● **Problem to solve**
With the pictures omitted, write out the entries that follow exactly as they stand.

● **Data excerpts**
####

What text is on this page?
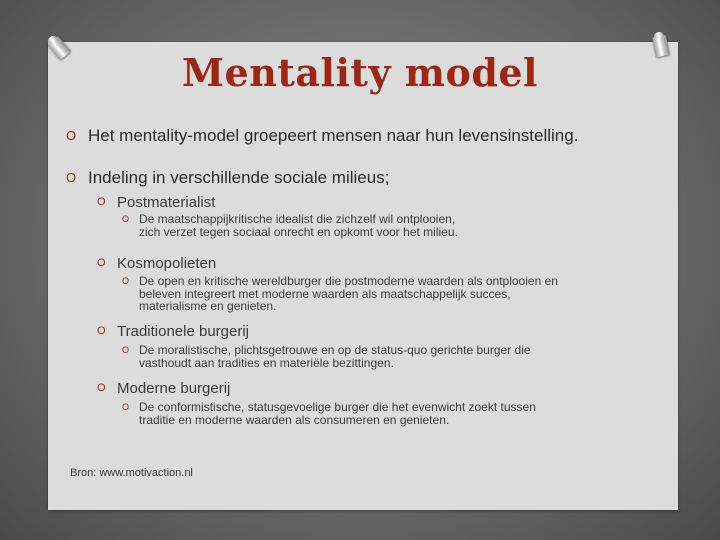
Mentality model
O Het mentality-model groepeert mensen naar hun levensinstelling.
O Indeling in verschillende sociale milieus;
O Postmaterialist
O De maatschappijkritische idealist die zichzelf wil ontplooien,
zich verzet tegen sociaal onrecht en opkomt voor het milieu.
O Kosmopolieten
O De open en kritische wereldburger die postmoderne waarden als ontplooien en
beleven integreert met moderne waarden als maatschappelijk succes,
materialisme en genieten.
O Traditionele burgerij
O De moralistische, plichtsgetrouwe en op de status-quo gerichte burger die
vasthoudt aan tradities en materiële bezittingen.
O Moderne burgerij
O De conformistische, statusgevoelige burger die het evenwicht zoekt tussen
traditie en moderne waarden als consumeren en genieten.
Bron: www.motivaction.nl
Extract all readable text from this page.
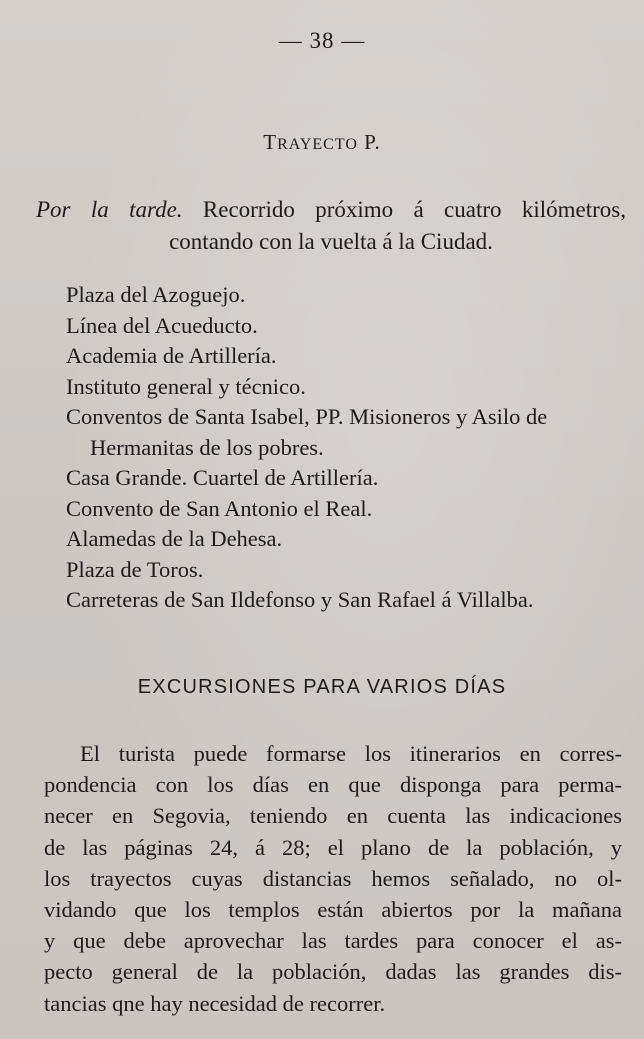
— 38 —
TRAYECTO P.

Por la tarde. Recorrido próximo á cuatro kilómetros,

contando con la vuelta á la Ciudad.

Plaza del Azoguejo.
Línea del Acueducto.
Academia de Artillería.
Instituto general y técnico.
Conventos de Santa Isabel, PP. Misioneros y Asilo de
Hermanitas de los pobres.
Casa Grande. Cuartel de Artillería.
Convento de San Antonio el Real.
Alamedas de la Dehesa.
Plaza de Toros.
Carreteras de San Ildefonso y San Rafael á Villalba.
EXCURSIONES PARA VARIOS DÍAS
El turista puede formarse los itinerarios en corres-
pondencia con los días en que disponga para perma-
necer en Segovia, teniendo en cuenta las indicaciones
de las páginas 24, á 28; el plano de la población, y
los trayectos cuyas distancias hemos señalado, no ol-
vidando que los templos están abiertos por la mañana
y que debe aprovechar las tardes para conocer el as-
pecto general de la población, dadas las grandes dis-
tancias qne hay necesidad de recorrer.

####

● **Full answer**
What text is on this page?
Mentality model
O Het mentality-model groepeert mensen naar hun levensinstelling.
O Indeling in verschillende sociale milieus;
O Postmaterialist
O De maatschappijkritische idealist die zichzelf wil ontplooien,
zich verzet tegen sociaal onrecht en opkomt voor het milieu.
O Kosmopolieten
O De open en kritische wereldburger die postmoderne waarden als ontplooien en
beleven integreert met moderne waarden als maatschappelijk succes,
materialisme en genieten.
O Traditionele burgerij
O De moralistische, plichtsgetrouwe en op de status-quo gerichte burger die
vasthoudt aan tradities en materiële bezittingen.
O Moderne burgerij
O De conformistische, statusgevoelige burger die het evenwicht zoekt tussen
traditie en moderne waarden als consumeren en genieten.
Bron: www.motivaction.nl
Extract all readable text from this page.
— 38 —
TRAYECTO P.

Por la tarde. Recorrido próximo á cuatro kilómetros,

contando con la vuelta á la Ciudad.

Plaza del Azoguejo.
Línea del Acueducto.
Academia de Artillería.
Instituto general y técnico.
Conventos de Santa Isabel, PP. Misioneros y Asilo de
Hermanitas de los pobres.
Casa Grande. Cuartel de Artillería.
Convento de San Antonio el Real.
Alamedas de la Dehesa.
Plaza de Toros.
Carreteras de San Ildefonso y San Rafael á Villalba.
EXCURSIONES PARA VARIOS DÍAS
El turista puede formarse los itinerarios en corres-
pondencia con los días en que disponga para perma-
necer en Segovia, teniendo en cuenta las indicaciones
de las páginas 24, á 28; el plano de la población, y
los trayectos cuyas distancias hemos señalado, no ol-
vidando que los templos están abiertos por la mañana
y que debe aprovechar las tardes para conocer el as-
pecto general de la población, dadas las grandes dis-
tancias qne hay necesidad de recorrer.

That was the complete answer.